Passage to read:
▼▼▼
An interesting debate on BBC, when I read the title I thought "Oh god [excuse the pun], what a stupid argument!" But the more you think about it the more interesting it becomes...


p.s. did anyone else laugh when he said "By doing experiements wit little children" perhaps it's just me...

The Meromorph

Interesting...
But the first guy misses the point that you can't ask little children about this until they can speak (quite well) - and the only way children can learn to speak is by listening to speech, and therefore they are already culturally indoctrinated by the time you can ask them!

Two other significant points are vaguely and inadequately referenced in that discussion....
1. For sound evolutionary reasons (because they're more likely to survive early childhood if they do), small children are predisposed to accept statements from adults at face value, and as unerring truth.
2. For sound evolutionary reasons (because they're more likely to avoid/evade actively dangerous things if they do), all humans are wont to take an 'intentional stance' towards anything that moves or changes.

When a 'god(s) meme' is part of their cultural indoctrination under #1 above, then #2 makes them tend to continue to use it throughout their lives...

See 'The God Delusion' Richard Dawkins for a fuller discussion of this.
Dances with Motorcycles.

Griffin NoName

Quote from: Gloria The Camel on January 18, 2009, 10:50:05 PM
p.s. did anyone else laugh when he said "By doing experiements wit little children" perhaps it's just me...

Yes. :ROFL:

In fact, he pretty well blows his credibility with it. After all, most able academics are extremely careful about what they say and write.  ::)

I think this links to the current knowledge explained in the recent documentary on what babies are hard-wired for in the womb - BBC3  Growing Babies: Baby Brainpower. Unfortunately no longer available. Excellent. Amazing stuff. But.... essentially it was around already having stuff like spatial awareness all ready and waiting for them to start drawing maps etc (ie. they will have been wired to begin the process of locating UP/DOWN or whatever so all they are doing in those first few months is fixing UP/DOWN into the pre-programmed/wired mechanism for development of understanding UP/DOWN properly.) (UM... I have to say the documentary explained it rather better). From this it is rather a huge leap to a knowledge of G-D, and slightly worrying that any old G-D might do as IF any old G-D will do that rather devalues the whole thing surely?).
▲▲▲
Material:
▼▼▼
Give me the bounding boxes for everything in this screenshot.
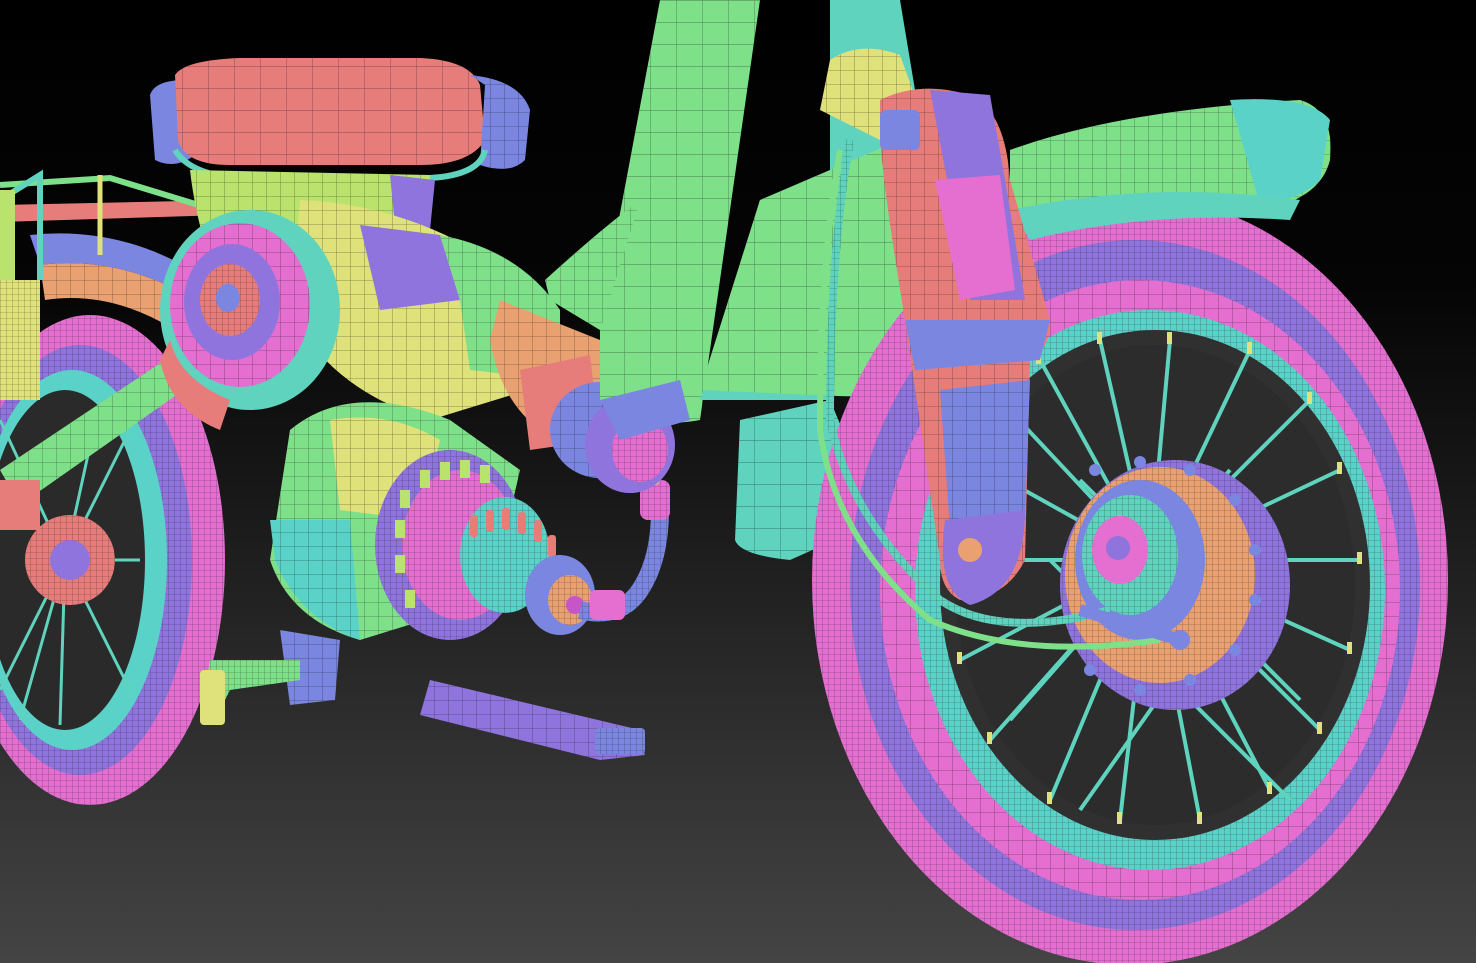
▲▲▲
Set exercise:
From the forum thread about the BBC debate, pull out the passage starting with "See 'The God" and going on through "and write.  ::)".

Task response:
See 'The God Delusion' Richard Dawkins for a fuller discussion of this.
Dances with Motorcycles.

Griffin NoName

Quote from: Gloria The Camel on January 18, 2009, 10:50:05 PM
p.s. did anyone else laugh when he said "By doing experiements wit little children" perhaps it's just me...

Yes. :ROFL:

In fact, he pretty well blows his credibility with it. After all, most able academics are extremely careful about what they say and write.  ::)